» **Work instructions**:
Identify and copy all lines of the material where the string "this" is found.

Stored entries
#####
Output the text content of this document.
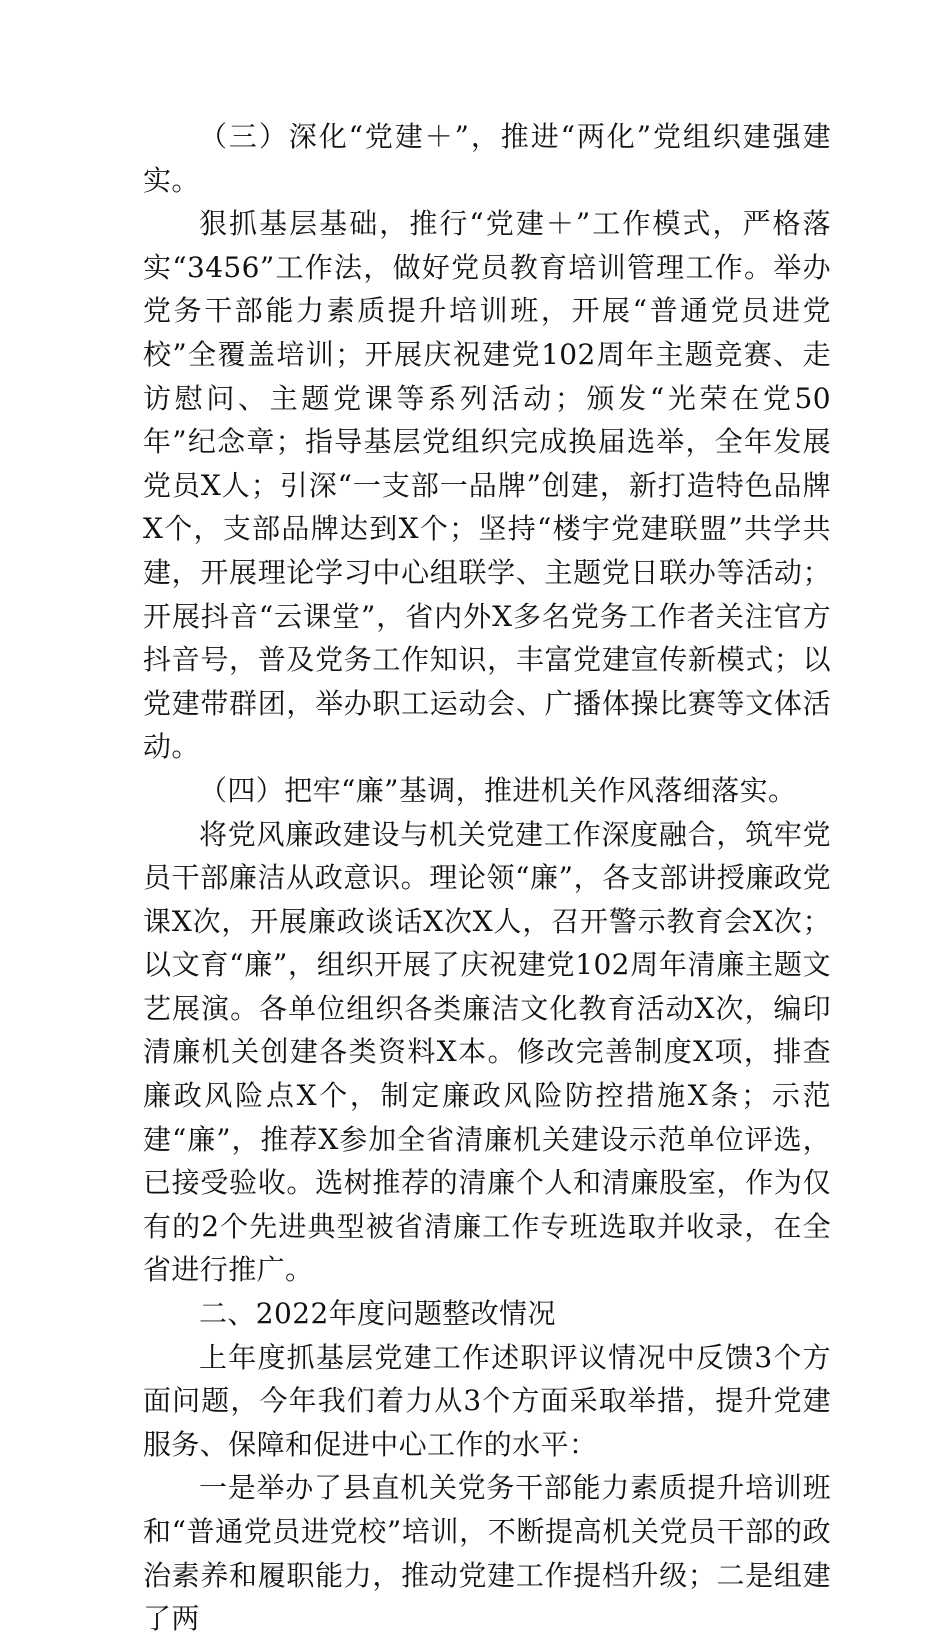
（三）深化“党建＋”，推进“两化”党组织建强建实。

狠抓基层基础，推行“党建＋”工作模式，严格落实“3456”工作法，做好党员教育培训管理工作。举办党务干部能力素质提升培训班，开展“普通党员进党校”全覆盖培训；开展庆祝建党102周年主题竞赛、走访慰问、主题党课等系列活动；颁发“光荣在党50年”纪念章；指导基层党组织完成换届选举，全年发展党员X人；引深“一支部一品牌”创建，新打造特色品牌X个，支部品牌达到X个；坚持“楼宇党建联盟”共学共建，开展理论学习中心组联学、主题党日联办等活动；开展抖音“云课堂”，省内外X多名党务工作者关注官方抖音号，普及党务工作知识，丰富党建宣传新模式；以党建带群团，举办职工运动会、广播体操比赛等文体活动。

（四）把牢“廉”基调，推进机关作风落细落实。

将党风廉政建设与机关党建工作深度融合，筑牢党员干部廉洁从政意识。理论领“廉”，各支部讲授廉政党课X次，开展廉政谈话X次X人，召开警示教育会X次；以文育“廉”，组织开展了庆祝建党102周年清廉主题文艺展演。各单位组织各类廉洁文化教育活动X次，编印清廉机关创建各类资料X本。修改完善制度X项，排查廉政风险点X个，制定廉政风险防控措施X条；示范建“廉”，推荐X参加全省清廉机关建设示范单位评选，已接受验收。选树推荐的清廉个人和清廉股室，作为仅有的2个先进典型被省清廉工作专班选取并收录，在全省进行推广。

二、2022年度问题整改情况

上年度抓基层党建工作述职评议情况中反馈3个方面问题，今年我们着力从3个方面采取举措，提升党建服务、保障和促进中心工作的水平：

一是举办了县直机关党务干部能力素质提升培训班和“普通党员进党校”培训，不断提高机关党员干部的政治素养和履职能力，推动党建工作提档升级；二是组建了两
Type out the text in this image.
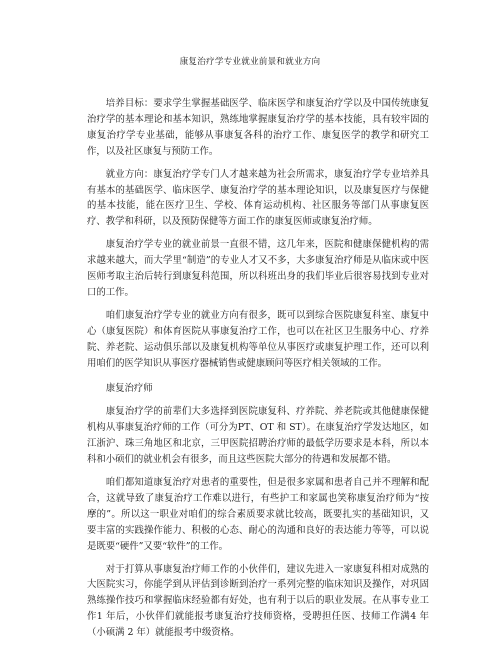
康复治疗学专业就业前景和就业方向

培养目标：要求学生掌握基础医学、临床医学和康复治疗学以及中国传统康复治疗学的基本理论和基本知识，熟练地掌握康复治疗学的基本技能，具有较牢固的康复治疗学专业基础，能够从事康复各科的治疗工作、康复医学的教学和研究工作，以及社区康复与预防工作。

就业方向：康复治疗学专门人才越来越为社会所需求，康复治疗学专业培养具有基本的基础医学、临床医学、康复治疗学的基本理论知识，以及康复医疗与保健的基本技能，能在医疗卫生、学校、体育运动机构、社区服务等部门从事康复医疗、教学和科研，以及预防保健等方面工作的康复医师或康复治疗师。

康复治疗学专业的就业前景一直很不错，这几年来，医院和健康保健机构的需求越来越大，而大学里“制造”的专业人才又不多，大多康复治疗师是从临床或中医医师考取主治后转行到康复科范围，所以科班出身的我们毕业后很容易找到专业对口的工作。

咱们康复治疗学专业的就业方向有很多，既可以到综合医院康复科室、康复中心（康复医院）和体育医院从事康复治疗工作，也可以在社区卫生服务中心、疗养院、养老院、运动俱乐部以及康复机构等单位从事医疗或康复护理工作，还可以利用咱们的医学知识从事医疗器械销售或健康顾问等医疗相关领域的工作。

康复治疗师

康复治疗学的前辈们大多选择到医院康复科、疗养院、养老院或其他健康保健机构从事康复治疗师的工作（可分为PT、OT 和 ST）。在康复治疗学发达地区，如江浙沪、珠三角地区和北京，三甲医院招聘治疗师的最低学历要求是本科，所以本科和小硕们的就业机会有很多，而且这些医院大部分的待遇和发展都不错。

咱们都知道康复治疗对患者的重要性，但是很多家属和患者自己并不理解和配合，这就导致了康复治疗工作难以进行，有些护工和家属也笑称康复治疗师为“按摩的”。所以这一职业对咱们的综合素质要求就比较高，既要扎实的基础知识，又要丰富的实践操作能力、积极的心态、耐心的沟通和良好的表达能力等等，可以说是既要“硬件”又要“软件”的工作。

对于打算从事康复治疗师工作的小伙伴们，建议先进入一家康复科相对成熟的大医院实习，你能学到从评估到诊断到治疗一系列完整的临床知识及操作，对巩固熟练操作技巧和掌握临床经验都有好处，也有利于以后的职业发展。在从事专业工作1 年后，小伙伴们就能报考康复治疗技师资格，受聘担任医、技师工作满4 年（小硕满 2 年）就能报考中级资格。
#####
» **Task response**:
Output the text content of this document.
Type out the text in this image.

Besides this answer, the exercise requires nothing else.